** Start Page extract **

This month we opened a mini-exhibition called Feathermania: Fashion to Die For based on one of the chapters in History Curator Claire Regnault’s recent book, Dressed: Fashionable Dress in Aotearoa New Zealand from 1840 to 1910.
Here, Claire describes some of the objects in the exhibition in more detail, including some of the problems associated with the popularity of rare bird feathers and the impact on their population as well as society.
Feathers formed an integral part of a fashionable woman’s wardrobe throughout the second half of the nineteenth century. Sourced from birds across the globe, feathers and sometimes even whole birds, came to adorn everything from hats and mantles to tippets, muffs, and even jewellery.
At the height of what became known as ‘feathermania’ in the late nineteenth century, an American retail journalist went so far as to declare that ‘A well-dressed woman nowadays is as fluffy as a downy bird fresh from the nest’.

** End Page extract **
** Start Material supplied **

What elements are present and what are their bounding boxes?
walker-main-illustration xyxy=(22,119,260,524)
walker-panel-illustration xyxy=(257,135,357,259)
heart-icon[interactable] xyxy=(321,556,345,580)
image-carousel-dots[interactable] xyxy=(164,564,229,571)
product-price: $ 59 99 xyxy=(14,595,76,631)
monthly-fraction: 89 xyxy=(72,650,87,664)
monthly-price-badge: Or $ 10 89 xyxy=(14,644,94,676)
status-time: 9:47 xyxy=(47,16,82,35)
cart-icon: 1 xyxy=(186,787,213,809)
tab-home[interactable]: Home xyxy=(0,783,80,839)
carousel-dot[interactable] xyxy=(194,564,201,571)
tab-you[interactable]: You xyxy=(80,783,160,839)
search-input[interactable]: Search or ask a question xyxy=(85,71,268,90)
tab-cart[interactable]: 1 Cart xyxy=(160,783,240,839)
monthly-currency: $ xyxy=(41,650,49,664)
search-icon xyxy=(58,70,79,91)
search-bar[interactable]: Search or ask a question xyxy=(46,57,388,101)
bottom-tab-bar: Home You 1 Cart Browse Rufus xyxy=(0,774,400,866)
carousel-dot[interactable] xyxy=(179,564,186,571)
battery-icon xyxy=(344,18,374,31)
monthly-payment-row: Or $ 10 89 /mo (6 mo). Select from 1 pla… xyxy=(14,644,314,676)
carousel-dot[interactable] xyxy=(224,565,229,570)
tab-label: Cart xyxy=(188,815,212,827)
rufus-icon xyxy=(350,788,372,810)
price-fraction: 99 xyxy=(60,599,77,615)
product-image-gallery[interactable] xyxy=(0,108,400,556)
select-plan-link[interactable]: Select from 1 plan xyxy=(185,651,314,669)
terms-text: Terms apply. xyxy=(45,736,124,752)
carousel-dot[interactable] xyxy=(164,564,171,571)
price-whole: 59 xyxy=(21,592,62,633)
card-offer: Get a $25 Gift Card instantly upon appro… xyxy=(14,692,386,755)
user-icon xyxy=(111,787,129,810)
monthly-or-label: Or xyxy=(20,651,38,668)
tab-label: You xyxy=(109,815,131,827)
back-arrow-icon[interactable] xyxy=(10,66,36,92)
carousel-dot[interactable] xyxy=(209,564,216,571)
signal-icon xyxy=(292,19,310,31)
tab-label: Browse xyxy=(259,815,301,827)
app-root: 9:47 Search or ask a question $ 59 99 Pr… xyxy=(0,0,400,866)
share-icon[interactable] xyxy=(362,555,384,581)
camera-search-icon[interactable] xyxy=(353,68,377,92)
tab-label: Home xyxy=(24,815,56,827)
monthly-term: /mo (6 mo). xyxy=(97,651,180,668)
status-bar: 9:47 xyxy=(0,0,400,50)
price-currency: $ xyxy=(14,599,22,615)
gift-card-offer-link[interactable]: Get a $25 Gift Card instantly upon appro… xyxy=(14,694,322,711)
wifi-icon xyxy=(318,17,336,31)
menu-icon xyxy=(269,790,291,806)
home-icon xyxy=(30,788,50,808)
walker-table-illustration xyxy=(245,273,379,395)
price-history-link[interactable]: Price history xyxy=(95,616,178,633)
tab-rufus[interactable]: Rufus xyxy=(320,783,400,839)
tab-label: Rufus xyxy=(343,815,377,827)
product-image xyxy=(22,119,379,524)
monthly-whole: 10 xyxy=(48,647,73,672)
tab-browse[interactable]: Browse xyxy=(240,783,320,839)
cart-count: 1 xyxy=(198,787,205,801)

** End Material supplied **

Short exercise 1. Please rework the Feathermania passage starting at "Here, Claire describes" and ending at "from the nest’.", putting "attire" in place of "wardrobe".
Short exercise 2. Carry the Feathermania passage forward from its final sentence.
The items play no part here.

Result 1.
Here, Claire describes some of the objects in the exhibition in more detail, including some of the problems associated with the popularity of rare bird feathers and the impact on their population as well as society.
Feathers formed an integral part of a fashionable woman’s attire throughout the second half of the nineteenth century. Sourced from birds across the globe, feathers and sometimes even whole birds, came to adorn everything from hats and mantles to tippets, muffs, and even jewellery.
At the height of what became known as ‘feathermania’ in the late nineteenth century, an American retail journalist went so far as to declare that ‘A well-dressed woman nowadays is as fluffy as a downy bird fresh from the nest’.

Result 2.
The downside of ‘plumiferous’ fashion and ‘murderous millinery’
This immense appetite for ‘plumiferous’ fashion led to the decimation of bird populations around the world and a call to put a stop to ‘murderous millinery’.
Aotearoa New Zealand – a country once known as ‘Birdland’ – was right in the mix. William Docherty was a prospector, miner and bird hunter based at Ōkārito, on the West Coast of the South Island. He advised Thomas Potts, a Canterbury runholder and naturalist, that by the close of 1871 he had killed over 2,200 kiwi in order, as Pott’s recorded, to ‘furnish material for muffs for frivolous women’. For rare species such as the little spotted kiwi, Docherty could earn up to £1 per skin. 
Docherty was just one bird hunter operating in the South Island, and one man in an extensive supply chain that spanned the globe.
Horrified at the numbers, Potts began to lobby for legislative protection for New Zealand’s native birds from hunters and their dogs, museum collectors and ‘that deformed thief fashion’.
The Animal Protection Act of 1872, which was being promoted by the country’s acclimatisation societies, was primarily geared towards protecting introduced game birds outside of the identified game season, rather than native species.
Muffs, Tippets, and Cuffs, oh my!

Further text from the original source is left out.